* begin *

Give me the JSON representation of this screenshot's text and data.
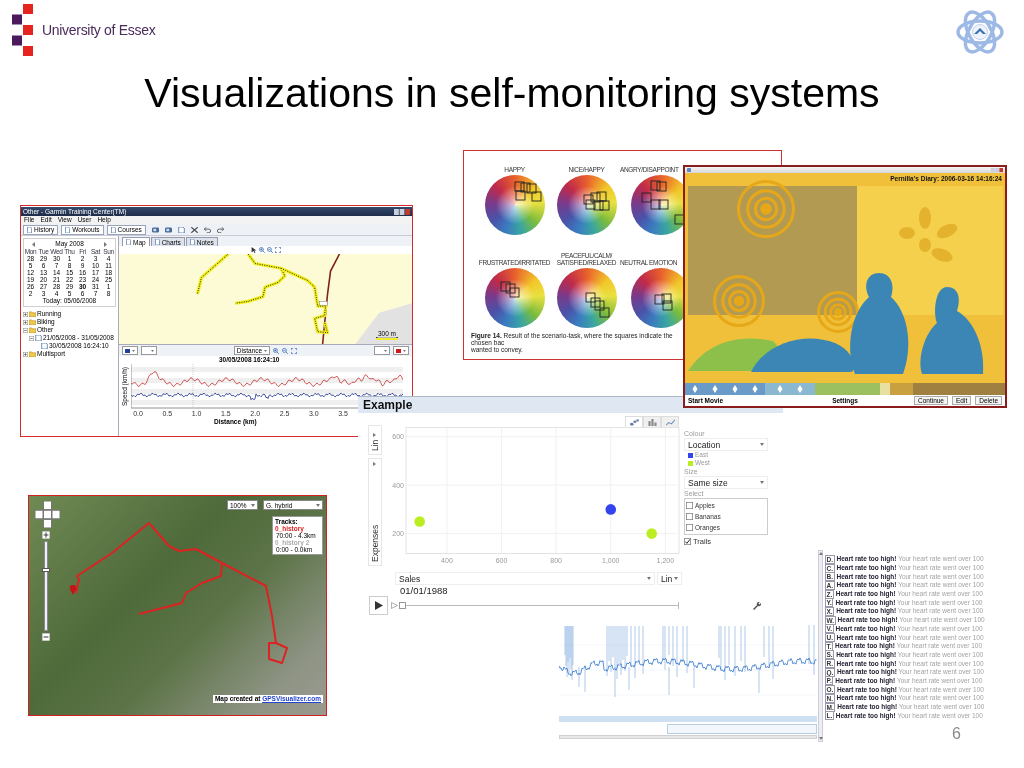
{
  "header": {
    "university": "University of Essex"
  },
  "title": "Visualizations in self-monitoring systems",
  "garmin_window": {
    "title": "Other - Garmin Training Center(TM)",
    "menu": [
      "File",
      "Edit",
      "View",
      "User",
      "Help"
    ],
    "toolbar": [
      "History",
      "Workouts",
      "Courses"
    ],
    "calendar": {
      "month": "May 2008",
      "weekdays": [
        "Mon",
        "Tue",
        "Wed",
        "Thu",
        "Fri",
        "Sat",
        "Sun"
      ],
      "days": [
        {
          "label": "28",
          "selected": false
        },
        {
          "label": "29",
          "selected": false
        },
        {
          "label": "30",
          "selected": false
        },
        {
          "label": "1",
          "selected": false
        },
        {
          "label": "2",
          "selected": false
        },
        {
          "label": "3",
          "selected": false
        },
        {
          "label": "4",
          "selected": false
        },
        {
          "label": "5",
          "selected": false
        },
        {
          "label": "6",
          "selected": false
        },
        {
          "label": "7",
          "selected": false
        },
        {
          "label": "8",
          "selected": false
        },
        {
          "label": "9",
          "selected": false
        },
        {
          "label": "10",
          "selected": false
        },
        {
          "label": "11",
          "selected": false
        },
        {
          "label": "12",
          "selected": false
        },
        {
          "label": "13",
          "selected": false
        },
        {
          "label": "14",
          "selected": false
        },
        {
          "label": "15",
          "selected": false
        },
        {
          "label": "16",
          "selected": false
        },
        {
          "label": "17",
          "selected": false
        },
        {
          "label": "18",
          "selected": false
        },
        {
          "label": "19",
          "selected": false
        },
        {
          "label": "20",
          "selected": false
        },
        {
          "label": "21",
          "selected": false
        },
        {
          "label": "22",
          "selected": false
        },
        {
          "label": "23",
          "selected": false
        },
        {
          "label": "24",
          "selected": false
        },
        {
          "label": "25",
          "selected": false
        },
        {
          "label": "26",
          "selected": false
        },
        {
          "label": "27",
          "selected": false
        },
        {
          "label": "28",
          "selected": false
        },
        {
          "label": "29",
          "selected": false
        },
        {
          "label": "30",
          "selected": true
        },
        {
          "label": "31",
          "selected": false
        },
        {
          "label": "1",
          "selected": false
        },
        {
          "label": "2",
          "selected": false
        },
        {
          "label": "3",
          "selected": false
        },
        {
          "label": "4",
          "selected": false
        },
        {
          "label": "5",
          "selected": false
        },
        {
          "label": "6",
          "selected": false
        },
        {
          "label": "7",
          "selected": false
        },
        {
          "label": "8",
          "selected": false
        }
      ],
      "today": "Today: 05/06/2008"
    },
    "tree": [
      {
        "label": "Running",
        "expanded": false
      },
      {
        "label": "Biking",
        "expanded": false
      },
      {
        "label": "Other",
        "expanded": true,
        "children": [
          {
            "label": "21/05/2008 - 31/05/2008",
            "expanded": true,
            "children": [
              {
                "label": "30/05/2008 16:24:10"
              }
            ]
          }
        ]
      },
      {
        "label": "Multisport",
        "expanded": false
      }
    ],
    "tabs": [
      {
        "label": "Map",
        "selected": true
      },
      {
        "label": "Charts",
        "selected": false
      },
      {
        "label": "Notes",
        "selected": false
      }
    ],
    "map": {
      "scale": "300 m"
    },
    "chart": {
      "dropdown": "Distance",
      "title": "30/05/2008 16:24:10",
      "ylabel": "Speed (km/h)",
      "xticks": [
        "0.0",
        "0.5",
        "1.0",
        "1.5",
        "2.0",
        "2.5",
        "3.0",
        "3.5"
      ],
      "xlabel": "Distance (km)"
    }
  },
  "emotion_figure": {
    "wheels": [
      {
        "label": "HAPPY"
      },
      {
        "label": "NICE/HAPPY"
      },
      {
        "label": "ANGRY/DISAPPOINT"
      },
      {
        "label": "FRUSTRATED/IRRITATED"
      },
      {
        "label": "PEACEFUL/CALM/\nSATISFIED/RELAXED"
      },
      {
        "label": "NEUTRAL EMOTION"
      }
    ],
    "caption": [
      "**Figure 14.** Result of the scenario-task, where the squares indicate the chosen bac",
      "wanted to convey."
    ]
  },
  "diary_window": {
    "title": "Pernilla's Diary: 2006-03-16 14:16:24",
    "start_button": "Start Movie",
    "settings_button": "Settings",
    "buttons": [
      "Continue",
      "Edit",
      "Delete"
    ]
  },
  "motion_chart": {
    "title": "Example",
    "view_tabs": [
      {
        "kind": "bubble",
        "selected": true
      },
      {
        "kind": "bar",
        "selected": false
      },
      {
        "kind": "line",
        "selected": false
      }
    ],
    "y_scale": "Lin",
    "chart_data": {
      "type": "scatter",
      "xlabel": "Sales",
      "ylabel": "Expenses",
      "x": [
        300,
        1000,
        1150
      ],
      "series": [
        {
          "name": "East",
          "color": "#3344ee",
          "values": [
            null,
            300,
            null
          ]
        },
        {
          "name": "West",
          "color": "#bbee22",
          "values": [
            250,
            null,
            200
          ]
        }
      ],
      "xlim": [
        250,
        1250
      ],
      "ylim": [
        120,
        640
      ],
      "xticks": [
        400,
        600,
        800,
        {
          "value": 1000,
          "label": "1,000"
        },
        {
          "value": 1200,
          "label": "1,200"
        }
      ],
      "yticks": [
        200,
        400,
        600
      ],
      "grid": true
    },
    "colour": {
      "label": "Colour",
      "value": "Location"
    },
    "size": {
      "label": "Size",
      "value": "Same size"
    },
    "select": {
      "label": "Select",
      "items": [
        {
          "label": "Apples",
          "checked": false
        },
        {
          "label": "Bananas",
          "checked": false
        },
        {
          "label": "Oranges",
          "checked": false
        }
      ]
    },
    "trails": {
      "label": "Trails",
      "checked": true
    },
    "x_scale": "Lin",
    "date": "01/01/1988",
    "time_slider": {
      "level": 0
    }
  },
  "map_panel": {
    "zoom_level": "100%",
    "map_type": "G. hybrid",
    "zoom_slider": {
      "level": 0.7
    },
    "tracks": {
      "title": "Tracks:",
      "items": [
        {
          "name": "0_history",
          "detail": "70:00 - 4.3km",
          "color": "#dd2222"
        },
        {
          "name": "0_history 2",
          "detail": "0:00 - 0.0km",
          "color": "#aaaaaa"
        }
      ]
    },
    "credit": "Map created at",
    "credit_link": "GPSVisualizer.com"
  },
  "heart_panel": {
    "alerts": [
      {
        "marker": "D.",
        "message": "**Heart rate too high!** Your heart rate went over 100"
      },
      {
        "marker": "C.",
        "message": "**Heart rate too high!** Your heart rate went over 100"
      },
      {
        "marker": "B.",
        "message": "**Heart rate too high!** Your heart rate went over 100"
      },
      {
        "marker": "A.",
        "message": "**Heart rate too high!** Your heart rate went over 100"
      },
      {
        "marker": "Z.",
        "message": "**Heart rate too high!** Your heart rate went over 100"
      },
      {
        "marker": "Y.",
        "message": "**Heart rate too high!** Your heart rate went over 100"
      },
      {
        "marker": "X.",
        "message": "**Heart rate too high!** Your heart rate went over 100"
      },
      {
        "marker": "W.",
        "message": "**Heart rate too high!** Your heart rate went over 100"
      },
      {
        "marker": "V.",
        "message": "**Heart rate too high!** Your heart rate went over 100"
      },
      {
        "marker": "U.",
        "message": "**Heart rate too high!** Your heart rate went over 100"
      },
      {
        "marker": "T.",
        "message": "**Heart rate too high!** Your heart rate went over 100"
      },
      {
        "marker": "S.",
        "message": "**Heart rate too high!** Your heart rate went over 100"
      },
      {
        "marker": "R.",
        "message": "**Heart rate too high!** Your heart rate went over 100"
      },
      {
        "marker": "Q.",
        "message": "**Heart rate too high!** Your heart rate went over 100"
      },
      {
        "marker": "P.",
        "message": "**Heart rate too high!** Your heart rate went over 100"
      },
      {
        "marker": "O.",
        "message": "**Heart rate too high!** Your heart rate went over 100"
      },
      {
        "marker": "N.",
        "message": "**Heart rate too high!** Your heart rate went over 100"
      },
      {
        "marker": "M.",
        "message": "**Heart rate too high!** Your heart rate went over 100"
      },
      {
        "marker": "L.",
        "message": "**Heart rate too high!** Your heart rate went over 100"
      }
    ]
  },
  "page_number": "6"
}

* end *

• [INSTRUCTIONS FOR THE TASK]
Gather each line in the entries above where the string "name" is found.

• [RESPONSE TO THE EXERCISE]
          "name": "East",
          "name": "West",
          "name": "0_history",
          "name": "0_history 2",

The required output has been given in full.